• _Set problem_: Search the material for the word "Country" and copy each line that holds it.

• _Entries with figure data_:
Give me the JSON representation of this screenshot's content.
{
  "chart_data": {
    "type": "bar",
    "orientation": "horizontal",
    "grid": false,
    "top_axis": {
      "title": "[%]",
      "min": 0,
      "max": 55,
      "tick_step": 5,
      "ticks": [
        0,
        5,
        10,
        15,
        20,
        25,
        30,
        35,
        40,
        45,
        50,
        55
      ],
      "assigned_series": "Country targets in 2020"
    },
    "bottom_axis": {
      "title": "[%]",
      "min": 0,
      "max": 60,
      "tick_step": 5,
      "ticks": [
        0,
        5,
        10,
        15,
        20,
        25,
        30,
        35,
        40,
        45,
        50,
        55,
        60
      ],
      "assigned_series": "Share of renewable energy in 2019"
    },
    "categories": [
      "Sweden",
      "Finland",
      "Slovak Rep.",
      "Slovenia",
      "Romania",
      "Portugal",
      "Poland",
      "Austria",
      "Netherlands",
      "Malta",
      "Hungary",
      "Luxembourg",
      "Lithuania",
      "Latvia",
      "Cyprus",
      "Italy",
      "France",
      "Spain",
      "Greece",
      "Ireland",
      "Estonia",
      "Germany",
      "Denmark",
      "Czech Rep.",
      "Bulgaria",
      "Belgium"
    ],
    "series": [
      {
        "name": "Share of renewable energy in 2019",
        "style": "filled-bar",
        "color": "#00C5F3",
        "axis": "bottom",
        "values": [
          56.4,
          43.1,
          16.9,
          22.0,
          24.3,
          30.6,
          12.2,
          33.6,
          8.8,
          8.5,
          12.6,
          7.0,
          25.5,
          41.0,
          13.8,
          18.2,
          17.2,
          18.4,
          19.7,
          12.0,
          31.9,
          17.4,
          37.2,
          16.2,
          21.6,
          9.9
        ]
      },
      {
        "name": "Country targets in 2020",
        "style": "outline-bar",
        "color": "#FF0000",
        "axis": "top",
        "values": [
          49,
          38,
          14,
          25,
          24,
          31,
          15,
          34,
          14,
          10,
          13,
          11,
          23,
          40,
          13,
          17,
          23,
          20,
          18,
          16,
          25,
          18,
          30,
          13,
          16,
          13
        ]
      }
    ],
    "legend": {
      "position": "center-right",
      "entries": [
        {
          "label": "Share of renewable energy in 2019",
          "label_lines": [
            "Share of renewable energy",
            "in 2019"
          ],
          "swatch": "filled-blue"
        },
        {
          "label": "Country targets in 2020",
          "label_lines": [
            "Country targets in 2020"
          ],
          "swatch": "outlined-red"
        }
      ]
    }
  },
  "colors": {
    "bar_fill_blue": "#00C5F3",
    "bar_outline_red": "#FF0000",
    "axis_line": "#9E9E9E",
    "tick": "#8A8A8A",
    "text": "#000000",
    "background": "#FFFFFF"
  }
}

• _Result_:
      "assigned_series": "Country targets in 2020"
        "name": "Country targets in 2020",
          "label": "Country targets in 2020",
            "Country targets in 2020"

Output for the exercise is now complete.